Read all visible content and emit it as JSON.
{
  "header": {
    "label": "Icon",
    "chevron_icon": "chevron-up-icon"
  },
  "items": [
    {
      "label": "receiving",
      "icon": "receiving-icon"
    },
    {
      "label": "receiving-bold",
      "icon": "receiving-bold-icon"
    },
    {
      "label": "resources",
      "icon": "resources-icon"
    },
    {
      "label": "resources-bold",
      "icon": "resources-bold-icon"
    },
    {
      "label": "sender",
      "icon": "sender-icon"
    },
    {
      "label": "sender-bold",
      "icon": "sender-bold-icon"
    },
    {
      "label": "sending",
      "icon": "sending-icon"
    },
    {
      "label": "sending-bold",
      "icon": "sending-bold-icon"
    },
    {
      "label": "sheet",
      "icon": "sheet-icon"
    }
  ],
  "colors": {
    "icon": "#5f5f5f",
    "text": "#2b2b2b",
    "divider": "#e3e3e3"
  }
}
──────────────────────────────
— Exercise directions —
Count each line with "bold" in it and report that figure by itself.

— Solution to this task —
8